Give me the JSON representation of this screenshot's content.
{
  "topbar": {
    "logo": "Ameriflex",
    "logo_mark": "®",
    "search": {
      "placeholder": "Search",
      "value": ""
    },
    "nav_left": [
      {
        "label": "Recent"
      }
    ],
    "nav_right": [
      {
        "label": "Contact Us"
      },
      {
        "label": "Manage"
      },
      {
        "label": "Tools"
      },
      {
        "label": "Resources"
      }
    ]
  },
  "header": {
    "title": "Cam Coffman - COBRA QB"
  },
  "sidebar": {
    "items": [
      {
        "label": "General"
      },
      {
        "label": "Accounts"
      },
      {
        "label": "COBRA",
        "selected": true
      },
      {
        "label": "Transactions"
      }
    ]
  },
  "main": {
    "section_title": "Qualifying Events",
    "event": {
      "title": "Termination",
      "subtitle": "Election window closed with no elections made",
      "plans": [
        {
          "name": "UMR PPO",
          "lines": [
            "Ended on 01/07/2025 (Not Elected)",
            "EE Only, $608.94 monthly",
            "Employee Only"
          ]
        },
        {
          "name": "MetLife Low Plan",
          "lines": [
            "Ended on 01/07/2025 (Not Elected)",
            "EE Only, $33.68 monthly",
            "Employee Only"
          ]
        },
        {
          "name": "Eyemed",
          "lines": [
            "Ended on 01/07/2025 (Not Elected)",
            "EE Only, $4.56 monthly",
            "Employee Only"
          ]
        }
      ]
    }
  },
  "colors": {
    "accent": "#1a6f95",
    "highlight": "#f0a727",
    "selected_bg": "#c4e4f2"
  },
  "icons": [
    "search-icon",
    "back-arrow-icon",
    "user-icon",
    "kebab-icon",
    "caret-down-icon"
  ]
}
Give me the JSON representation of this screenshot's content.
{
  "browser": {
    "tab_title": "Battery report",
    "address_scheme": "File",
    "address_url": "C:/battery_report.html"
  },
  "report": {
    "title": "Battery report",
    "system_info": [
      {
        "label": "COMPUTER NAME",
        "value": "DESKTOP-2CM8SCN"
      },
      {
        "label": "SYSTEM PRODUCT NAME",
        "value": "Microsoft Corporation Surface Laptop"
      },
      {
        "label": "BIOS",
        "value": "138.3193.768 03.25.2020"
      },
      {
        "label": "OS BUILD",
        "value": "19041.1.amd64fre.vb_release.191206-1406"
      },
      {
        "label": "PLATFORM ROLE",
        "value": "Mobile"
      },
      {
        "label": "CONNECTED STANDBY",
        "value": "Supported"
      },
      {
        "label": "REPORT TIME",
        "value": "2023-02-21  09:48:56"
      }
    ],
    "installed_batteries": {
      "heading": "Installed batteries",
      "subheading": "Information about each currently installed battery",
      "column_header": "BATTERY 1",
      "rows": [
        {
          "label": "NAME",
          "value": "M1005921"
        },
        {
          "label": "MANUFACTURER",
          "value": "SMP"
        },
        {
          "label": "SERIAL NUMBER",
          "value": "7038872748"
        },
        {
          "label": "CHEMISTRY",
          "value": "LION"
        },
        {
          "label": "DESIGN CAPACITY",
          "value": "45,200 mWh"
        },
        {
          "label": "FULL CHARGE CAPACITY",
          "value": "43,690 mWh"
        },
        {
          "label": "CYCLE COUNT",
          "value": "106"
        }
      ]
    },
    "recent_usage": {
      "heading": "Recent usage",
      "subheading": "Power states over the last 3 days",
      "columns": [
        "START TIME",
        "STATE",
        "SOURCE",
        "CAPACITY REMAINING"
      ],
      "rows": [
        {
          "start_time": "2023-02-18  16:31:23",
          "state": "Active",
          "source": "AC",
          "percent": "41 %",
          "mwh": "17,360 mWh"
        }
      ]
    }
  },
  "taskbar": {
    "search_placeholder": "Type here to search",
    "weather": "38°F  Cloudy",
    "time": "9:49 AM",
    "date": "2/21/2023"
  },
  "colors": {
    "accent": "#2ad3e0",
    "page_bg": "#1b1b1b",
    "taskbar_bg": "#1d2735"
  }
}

Aim of the exercise: Repeat each record exactly. Omit nothing.

Worked solution:
Give me the JSON representation of this screenshot's content.
{
  "topbar": {
    "logo": "Ameriflex",
    "logo_mark": "®",
    "search": {
      "placeholder": "Search",
      "value": ""
    },
    "nav_left": [
      {
        "label": "Recent"
      }
    ],
    "nav_right": [
      {
        "label": "Contact Us"
      },
      {
        "label": "Manage"
      },
      {
        "label": "Tools"
      },
      {
        "label": "Resources"
      }
    ]
  },
  "header": {
    "title": "Cam Coffman - COBRA QB"
  },
  "sidebar": {
    "items": [
      {
        "label": "General"
      },
      {
        "label": "Accounts"
      },
      {
        "label": "COBRA",
        "selected": true
      },
      {
        "label": "Transactions"
      }
    ]
  },
  "main": {
    "section_title": "Qualifying Events",
    "event": {
      "title": "Termination",
      "subtitle": "Election window closed with no elections made",
      "plans": [
        {
          "name": "UMR PPO",
          "lines": [
            "Ended on 01/07/2025 (Not Elected)",
            "EE Only, $608.94 monthly",
            "Employee Only"
          ]
        },
        {
          "name": "MetLife Low Plan",
          "lines": [
            "Ended on 01/07/2025 (Not Elected)",
            "EE Only, $33.68 monthly",
            "Employee Only"
          ]
        },
        {
          "name": "Eyemed",
          "lines": [
            "Ended on 01/07/2025 (Not Elected)",
            "EE Only, $4.56 monthly",
            "Employee Only"
          ]
        }
      ]
    }
  },
  "colors": {
    "accent": "#1a6f95",
    "highlight": "#f0a727",
    "selected_bg": "#c4e4f2"
  },
  "icons": [
    "search-icon",
    "back-arrow-icon",
    "user-icon",
    "kebab-icon",
    "caret-down-icon"
  ]
}
Give me the JSON representation of this screenshot's content.
{
  "browser": {
    "tab_title": "Battery report",
    "address_scheme": "File",
    "address_url": "C:/battery_report.html"
  },
  "report": {
    "title": "Battery report",
    "system_info": [
      {
        "label": "COMPUTER NAME",
        "value": "DESKTOP-2CM8SCN"
      },
      {
        "label": "SYSTEM PRODUCT NAME",
        "value": "Microsoft Corporation Surface Laptop"
      },
      {
        "label": "BIOS",
        "value": "138.3193.768 03.25.2020"
      },
      {
        "label": "OS BUILD",
        "value": "19041.1.amd64fre.vb_release.191206-1406"
      },
      {
        "label": "PLATFORM ROLE",
        "value": "Mobile"
      },
      {
        "label": "CONNECTED STANDBY",
        "value": "Supported"
      },
      {
        "label": "REPORT TIME",
        "value": "2023-02-21  09:48:56"
      }
    ],
    "installed_batteries": {
      "heading": "Installed batteries",
      "subheading": "Information about each currently installed battery",
      "column_header": "BATTERY 1",
      "rows": [
        {
          "label": "NAME",
          "value": "M1005921"
        },
        {
          "label": "MANUFACTURER",
          "value": "SMP"
        },
        {
          "label": "SERIAL NUMBER",
          "value": "7038872748"
        },
        {
          "label": "CHEMISTRY",
          "value": "LION"
        },
        {
          "label": "DESIGN CAPACITY",
          "value": "45,200 mWh"
        },
        {
          "label": "FULL CHARGE CAPACITY",
          "value": "43,690 mWh"
        },
        {
          "label": "CYCLE COUNT",
          "value": "106"
        }
      ]
    },
    "recent_usage": {
      "heading": "Recent usage",
      "subheading": "Power states over the last 3 days",
      "columns": [
        "START TIME",
        "STATE",
        "SOURCE",
        "CAPACITY REMAINING"
      ],
      "rows": [
        {
          "start_time": "2023-02-18  16:31:23",
          "state": "Active",
          "source": "AC",
          "percent": "41 %",
          "mwh": "17,360 mWh"
        }
      ]
    }
  },
  "taskbar": {
    "search_placeholder": "Type here to search",
    "weather": "38°F  Cloudy",
    "time": "9:49 AM",
    "date": "2/21/2023"
  },
  "colors": {
    "accent": "#2ad3e0",
    "page_bg": "#1b1b1b",
    "taskbar_bg": "#1d2735"
  }
}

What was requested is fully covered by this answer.